-- START OF RECORDS FOR THE EXERCISE --

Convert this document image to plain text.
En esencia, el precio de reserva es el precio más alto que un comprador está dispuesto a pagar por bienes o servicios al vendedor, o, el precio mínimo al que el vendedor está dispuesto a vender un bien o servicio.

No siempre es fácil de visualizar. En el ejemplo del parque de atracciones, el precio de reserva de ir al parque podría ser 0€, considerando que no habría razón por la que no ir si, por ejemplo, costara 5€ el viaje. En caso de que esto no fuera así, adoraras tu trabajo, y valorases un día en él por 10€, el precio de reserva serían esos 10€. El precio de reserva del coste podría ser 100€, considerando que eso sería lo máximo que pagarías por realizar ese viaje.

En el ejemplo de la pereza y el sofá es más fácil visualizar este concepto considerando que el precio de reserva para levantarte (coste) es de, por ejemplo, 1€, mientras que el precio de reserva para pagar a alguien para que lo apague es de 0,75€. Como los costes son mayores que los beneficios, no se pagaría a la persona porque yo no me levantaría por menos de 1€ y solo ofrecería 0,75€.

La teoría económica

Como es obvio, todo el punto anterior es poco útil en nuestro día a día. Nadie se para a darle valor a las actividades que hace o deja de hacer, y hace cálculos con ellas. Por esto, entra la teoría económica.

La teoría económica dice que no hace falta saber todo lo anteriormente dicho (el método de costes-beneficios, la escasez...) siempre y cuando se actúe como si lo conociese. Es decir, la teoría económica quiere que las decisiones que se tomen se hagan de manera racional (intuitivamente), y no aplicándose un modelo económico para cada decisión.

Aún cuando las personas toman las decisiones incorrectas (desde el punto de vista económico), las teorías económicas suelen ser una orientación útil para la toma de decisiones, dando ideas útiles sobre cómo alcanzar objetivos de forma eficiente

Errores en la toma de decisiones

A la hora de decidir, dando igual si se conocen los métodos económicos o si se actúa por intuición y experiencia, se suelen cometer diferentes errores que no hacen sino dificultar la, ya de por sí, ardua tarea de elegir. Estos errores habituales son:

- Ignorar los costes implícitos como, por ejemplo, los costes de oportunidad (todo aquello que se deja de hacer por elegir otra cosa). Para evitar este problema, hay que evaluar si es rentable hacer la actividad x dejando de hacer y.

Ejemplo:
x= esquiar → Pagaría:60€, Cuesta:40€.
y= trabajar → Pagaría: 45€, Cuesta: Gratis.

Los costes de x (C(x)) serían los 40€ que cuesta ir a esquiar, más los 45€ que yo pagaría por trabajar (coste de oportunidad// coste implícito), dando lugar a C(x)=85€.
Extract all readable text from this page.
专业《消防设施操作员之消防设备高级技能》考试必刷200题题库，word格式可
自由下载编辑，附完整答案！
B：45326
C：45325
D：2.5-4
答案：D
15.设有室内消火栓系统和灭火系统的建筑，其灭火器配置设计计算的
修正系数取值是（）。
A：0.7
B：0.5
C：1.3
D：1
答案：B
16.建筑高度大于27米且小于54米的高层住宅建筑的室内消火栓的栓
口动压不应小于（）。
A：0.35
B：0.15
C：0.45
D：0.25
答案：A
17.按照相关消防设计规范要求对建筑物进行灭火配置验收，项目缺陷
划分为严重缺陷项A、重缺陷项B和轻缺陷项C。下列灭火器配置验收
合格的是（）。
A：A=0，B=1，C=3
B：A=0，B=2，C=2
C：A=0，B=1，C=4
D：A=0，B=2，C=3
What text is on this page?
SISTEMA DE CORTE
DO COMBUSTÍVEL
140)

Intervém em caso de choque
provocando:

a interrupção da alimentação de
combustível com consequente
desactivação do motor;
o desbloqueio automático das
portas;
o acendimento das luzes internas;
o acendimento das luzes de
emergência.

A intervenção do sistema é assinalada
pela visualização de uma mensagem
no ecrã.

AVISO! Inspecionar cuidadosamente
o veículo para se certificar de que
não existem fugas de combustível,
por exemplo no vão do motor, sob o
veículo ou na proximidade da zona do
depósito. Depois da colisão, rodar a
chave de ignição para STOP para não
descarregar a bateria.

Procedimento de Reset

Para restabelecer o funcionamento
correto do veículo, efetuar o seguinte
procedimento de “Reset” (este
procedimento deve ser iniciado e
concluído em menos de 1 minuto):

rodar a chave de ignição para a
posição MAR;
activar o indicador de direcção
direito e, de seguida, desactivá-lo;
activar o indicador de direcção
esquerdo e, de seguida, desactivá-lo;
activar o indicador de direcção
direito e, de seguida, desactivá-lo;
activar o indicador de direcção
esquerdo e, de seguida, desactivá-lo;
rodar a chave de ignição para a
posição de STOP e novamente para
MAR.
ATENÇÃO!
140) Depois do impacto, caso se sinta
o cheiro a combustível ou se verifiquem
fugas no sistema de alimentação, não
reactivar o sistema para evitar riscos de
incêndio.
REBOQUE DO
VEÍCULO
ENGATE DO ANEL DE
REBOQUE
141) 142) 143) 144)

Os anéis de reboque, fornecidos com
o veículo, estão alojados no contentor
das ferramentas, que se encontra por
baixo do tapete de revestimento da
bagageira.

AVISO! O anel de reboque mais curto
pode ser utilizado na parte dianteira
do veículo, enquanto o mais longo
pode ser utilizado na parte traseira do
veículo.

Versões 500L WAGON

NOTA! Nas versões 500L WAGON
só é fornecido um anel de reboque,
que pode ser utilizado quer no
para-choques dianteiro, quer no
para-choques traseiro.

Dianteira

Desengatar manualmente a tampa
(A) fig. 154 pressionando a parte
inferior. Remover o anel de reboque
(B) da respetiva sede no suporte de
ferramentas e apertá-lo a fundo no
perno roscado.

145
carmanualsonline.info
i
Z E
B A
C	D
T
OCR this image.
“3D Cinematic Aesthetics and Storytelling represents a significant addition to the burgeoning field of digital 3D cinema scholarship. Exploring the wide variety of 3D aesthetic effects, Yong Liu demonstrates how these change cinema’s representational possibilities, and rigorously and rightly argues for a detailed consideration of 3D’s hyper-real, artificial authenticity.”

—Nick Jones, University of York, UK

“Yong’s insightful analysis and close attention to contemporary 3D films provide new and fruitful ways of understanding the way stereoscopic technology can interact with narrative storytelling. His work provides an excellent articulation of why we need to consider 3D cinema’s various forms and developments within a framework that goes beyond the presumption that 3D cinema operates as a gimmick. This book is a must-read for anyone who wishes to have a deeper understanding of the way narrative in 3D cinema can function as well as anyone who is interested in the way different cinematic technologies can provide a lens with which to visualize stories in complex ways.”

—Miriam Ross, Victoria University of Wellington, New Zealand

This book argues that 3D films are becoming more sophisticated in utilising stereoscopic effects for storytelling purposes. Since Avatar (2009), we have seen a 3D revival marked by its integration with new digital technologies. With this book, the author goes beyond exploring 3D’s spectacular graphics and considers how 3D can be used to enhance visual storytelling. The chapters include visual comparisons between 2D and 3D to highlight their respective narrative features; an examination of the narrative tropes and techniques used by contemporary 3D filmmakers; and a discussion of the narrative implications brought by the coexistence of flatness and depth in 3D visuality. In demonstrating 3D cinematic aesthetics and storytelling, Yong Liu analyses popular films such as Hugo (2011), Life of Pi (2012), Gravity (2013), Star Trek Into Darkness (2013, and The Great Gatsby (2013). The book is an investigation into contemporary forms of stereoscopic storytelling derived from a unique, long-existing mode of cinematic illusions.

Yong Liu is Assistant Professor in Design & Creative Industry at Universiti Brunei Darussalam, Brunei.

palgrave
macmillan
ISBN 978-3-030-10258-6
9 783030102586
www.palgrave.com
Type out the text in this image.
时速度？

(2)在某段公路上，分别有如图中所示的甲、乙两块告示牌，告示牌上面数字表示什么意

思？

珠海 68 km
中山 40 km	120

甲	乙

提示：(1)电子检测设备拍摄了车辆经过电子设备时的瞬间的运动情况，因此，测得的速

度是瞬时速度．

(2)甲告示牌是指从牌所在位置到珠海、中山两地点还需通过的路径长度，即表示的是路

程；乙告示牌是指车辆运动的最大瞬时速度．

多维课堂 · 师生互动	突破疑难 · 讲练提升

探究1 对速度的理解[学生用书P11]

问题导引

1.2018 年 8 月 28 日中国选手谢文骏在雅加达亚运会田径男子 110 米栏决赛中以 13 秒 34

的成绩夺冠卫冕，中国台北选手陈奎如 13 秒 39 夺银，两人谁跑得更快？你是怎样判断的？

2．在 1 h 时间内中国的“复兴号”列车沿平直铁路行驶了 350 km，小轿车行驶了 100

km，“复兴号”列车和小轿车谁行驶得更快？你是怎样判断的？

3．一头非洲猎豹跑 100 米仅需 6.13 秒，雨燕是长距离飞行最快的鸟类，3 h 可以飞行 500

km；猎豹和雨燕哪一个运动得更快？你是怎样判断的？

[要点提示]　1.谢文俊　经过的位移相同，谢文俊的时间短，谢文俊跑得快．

-- END OF RECORDS FOR THE EXERCISE --

How many lines in these entries contain the string "pode"? State the number and nothing more.

RESPONSE TO THE TASK → 3